→ SET EXERCISE 1:
Quote the listing exactly, from its first line through the line that contains "time-tick-label: Nov xyxy=(595,538,612,548)", with both of those lines included.

--- begin TEXT PASSAGE ---

# D&D pick up lines



## Eternalknight (Jul 13, 2002)

Over on the official forums is a thread of pick up lines; just thought I'd get a thread statred here to see what we can come up with!

1)  I'm a wizard with access to the Enlarge spell.

2) (Paladin to hot looking injured girl) Would you like me to lay my hands on you?

3) Did it hurt when you fell from Celestia?

4) You'll be screaming out all the god's names by the time I'm finished.

Your turn


----------



## Furn_Darkside (Jul 13, 2002)

5) Did I mention I have the feat Skill Focus (perform)?


----------



## rounser (Jul 13, 2002)

6) Is your name Vecna? "Why?" Because if I have your eye, I want your hand in marriage...


----------



## Furn_Darkside (Jul 13, 2002)

7) Honey, you look like you like the bad boys. Well, I am Chaotic Evil to the core!


----------



## I'm A Banana (Jul 13, 2002)

For Barbarians:
"If you want it to last longer, I can rage..."

For Bards:
"I was in a boy  band..."

For Clerics:
"Behold the glory of my god!"

For Druids:
"Can I sniff your butt?"

For Fighters:
"I shall smite your heart with my greatsword!"

For Monks:
"I have improved unarmed stroke!"

For Paladins:
"I shall redeem you...tonight...at my place..."

For Rangers:
"I'll give YOU the shaft!"

For Rogues:
"I think I caught her flat-footed..."

For Sorcerers:
"Hey, baby, I'm *all* Charisma!"

For Wizards:
"My staff has a knob on the top."

For Dwarves:
"My beard is the best in thirty clans!"

For Elves:
"My mascara is the prettiest in thirty forests!"

For Gnomes:
"I'm not *just* a tinkerer..."

For Halflings:
"I believe I have something of yours: your heart."

there's a few of dubious quality.


----------



## alsih2o (Jul 13, 2002)

23 wanna come back to my place and slip into something with a lower armor class?

 24 no line required when you have "leomund's secure bachelor pad of grooviness"


----------



## alsih2o (Jul 13, 2002)

26 "it's called an intelligent mount for a reason"

 27 "it's awakened!"

 28 "is the a double headed orcish war-axe, or are you just happy to see me?"


----------



## alsih2o (Jul 13, 2002)

25 (cause i skipped it) "let's get elemental!"


----------



## CWD (Jul 13, 2002)

30.  Can you Sense my Motive?
31.  Innuendo?  How about innufronto?


----------



## alsih2o (Jul 13, 2002)

--- end TEXT PASSAGE ---
--- begin RECORDS PROVIDED ---

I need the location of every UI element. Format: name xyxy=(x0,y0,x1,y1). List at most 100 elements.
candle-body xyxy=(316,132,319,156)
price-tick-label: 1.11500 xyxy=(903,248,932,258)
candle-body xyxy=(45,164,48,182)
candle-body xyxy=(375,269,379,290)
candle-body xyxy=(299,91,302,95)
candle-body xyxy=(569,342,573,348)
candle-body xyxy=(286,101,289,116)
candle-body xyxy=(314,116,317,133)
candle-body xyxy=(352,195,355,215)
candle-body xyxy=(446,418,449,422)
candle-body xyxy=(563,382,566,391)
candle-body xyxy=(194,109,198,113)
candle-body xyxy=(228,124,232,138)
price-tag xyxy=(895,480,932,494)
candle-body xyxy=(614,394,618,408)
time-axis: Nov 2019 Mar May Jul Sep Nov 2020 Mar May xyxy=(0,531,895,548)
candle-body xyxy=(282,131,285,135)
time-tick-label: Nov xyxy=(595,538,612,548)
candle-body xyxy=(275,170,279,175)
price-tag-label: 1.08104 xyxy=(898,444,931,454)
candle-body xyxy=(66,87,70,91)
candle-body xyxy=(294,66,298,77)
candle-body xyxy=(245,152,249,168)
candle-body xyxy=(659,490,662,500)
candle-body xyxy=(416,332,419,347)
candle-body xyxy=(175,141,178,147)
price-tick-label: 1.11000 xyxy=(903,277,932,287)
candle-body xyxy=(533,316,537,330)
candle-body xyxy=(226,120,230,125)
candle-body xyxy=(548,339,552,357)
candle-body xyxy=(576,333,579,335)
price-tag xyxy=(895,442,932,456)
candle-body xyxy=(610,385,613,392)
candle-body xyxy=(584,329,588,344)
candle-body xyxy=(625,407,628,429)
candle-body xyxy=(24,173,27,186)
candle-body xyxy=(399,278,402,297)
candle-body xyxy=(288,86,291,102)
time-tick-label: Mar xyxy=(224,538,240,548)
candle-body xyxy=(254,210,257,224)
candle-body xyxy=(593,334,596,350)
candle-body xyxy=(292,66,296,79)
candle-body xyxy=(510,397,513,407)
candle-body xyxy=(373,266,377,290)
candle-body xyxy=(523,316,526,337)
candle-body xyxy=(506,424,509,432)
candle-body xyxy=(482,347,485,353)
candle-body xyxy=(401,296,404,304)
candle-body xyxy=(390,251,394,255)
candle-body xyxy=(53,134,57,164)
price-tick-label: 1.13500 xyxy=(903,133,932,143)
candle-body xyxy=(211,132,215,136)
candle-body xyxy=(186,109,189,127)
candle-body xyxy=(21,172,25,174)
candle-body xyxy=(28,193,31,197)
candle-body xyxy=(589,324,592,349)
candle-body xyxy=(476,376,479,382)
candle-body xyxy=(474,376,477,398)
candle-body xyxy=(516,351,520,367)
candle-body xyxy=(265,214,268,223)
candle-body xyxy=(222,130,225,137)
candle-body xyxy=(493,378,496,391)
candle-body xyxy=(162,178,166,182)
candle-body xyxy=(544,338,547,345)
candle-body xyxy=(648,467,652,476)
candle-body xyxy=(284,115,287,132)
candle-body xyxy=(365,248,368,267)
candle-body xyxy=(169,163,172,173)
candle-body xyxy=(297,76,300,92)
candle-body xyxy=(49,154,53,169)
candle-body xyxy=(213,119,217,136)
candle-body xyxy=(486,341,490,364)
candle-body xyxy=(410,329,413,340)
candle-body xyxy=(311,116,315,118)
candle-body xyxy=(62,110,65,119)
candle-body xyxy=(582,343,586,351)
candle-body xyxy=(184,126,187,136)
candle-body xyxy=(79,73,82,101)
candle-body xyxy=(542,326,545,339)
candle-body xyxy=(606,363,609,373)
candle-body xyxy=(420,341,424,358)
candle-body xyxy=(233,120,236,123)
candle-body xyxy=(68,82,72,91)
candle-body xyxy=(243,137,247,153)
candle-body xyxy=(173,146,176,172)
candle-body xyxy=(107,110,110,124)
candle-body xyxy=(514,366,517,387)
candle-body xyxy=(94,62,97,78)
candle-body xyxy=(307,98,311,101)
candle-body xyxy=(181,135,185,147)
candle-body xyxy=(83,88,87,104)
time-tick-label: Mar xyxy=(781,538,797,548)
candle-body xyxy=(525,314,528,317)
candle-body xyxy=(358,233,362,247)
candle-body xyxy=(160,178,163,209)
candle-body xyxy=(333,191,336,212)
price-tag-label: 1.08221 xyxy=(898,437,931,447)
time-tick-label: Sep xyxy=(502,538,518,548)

--- end RECORDS PROVIDED ---

→ SET EXERCISE 2:
In the forum thread, which feat does Furn_Darkside's first pick up line mention?

→ FULL SOLUTION 1:
I need the location of every UI element. Format: name xyxy=(x0,y0,x1,y1). List at most 100 elements.
candle-body xyxy=(316,132,319,156)
price-tick-label: 1.11500 xyxy=(903,248,932,258)
candle-body xyxy=(45,164,48,182)
candle-body xyxy=(375,269,379,290)
candle-body xyxy=(299,91,302,95)
candle-body xyxy=(569,342,573,348)
candle-body xyxy=(286,101,289,116)
candle-body xyxy=(314,116,317,133)
candle-body xyxy=(352,195,355,215)
candle-body xyxy=(446,418,449,422)
candle-body xyxy=(563,382,566,391)
candle-body xyxy=(194,109,198,113)
candle-body xyxy=(228,124,232,138)
price-tag xyxy=(895,480,932,494)
candle-body xyxy=(614,394,618,408)
time-axis: Nov 2019 Mar May Jul Sep Nov 2020 Mar May xyxy=(0,531,895,548)
candle-body xyxy=(282,131,285,135)
time-tick-label: Nov xyxy=(595,538,612,548)

→ FULL SOLUTION 2:
Skill Focus (perform).